┌─ Input

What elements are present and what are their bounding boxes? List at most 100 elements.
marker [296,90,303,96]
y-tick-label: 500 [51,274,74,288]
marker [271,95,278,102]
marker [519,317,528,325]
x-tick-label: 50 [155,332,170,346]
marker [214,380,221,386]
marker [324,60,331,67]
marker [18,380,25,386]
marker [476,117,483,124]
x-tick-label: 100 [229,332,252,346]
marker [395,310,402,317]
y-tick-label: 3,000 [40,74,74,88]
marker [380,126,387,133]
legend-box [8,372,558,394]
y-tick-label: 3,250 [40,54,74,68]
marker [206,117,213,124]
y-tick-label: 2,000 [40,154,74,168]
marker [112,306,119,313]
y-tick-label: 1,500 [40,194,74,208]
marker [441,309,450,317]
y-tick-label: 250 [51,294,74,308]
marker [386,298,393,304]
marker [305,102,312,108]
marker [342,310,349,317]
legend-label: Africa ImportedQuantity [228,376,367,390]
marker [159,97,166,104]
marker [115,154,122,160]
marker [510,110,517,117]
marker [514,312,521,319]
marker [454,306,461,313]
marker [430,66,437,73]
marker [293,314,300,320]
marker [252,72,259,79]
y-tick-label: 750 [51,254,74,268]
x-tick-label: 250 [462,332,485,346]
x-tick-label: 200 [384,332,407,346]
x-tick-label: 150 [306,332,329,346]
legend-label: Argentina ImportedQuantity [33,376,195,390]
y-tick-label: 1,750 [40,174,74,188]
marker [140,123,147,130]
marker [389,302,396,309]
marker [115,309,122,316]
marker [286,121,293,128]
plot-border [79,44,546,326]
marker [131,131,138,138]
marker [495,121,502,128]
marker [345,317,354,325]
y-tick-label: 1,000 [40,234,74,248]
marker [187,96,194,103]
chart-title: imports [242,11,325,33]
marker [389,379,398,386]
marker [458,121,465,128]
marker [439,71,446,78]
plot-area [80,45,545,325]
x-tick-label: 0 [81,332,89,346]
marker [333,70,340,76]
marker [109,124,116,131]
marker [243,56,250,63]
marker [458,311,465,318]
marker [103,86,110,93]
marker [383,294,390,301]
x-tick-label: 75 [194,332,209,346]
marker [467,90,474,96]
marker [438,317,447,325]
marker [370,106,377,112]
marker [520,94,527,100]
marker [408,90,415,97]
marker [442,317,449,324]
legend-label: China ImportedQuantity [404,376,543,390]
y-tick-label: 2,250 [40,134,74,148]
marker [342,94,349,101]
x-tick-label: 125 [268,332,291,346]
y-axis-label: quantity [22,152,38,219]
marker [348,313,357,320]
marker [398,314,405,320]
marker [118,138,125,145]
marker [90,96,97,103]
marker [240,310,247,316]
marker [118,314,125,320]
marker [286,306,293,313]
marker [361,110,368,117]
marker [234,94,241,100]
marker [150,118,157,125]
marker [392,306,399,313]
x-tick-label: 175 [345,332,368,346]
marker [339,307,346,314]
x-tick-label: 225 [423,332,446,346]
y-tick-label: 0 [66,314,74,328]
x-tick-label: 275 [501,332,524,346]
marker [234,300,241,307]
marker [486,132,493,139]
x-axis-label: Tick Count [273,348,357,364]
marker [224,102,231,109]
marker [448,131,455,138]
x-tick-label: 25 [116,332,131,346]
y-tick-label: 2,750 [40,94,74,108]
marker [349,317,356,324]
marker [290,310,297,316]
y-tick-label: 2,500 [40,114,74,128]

└─

◆ Requirements: Reproduce the listing above in full, changing every occurrence of "ImportedQuantity" to "ImportQuantity" and leaving all other text unchanged.

◆ Exercise result:
What elements are present and what are their bounding boxes? List at most 100 elements.
marker [296,90,303,96]
y-tick-label: 500 [51,274,74,288]
marker [271,95,278,102]
marker [519,317,528,325]
x-tick-label: 50 [155,332,170,346]
marker [214,380,221,386]
marker [324,60,331,67]
marker [18,380,25,386]
marker [476,117,483,124]
x-tick-label: 100 [229,332,252,346]
marker [395,310,402,317]
y-tick-label: 3,000 [40,74,74,88]
marker [380,126,387,133]
legend-box [8,372,558,394]
y-tick-label: 3,250 [40,54,74,68]
marker [206,117,213,124]
y-tick-label: 2,000 [40,154,74,168]
marker [112,306,119,313]
y-tick-label: 1,500 [40,194,74,208]
marker [441,309,450,317]
y-tick-label: 250 [51,294,74,308]
marker [386,298,393,304]
marker [305,102,312,108]
marker [342,310,349,317]
legend-label: Africa ImportQuantity [228,376,367,390]
marker [159,97,166,104]
marker [115,154,122,160]
marker [510,110,517,117]
marker [514,312,521,319]
marker [454,306,461,313]
marker [430,66,437,73]
marker [293,314,300,320]
marker [252,72,259,79]
y-tick-label: 750 [51,254,74,268]
x-tick-label: 250 [462,332,485,346]
x-tick-label: 200 [384,332,407,346]
x-tick-label: 150 [306,332,329,346]
legend-label: Argentina ImportQuantity [33,376,195,390]
y-tick-label: 1,750 [40,174,74,188]
marker [140,123,147,130]
marker [389,302,396,309]
marker [115,309,122,316]
marker [286,121,293,128]
plot-border [79,44,546,326]
marker [131,131,138,138]
marker [495,121,502,128]
marker [345,317,354,325]
y-tick-label: 1,000 [40,234,74,248]
marker [187,96,194,103]
chart-title: imports [242,11,325,33]
marker [389,379,398,386]
marker [458,121,465,128]
marker [439,71,446,78]
plot-area [80,45,545,325]
x-tick-label: 0 [81,332,89,346]
marker [333,70,340,76]
marker [109,124,116,131]
marker [243,56,250,63]
marker [458,311,465,318]
marker [103,86,110,93]
marker [383,294,390,301]
x-tick-label: 75 [194,332,209,346]
marker [467,90,474,96]
marker [438,317,447,325]
marker [370,106,377,112]
marker [520,94,527,100]
marker [408,90,415,97]
marker [442,317,449,324]
legend-label: China ImportQuantity [404,376,543,390]
y-tick-label: 2,250 [40,134,74,148]
marker [342,94,349,101]
x-tick-label: 125 [268,332,291,346]
y-axis-label: quantity [22,152,38,219]
marker [348,313,357,320]
marker [398,314,405,320]
marker [118,138,125,145]
marker [90,96,97,103]
marker [240,310,247,316]
marker [118,314,125,320]
marker [286,306,293,313]
marker [361,110,368,117]
marker [234,94,241,100]
marker [150,118,157,125]
marker [392,306,399,313]
x-tick-label: 175 [345,332,368,346]
marker [339,307,346,314]
x-tick-label: 225 [423,332,446,346]
y-tick-label: 0 [66,314,74,328]
x-tick-label: 275 [501,332,524,346]
marker [234,300,241,307]
marker [486,132,493,139]
x-axis-label: Tick Count [273,348,357,364]
marker [224,102,231,109]
marker [448,131,455,138]
x-tick-label: 25 [116,332,131,346]
y-tick-label: 2,750 [40,94,74,108]
marker [349,317,356,324]
marker [290,310,297,316]
y-tick-label: 2,500 [40,114,74,128]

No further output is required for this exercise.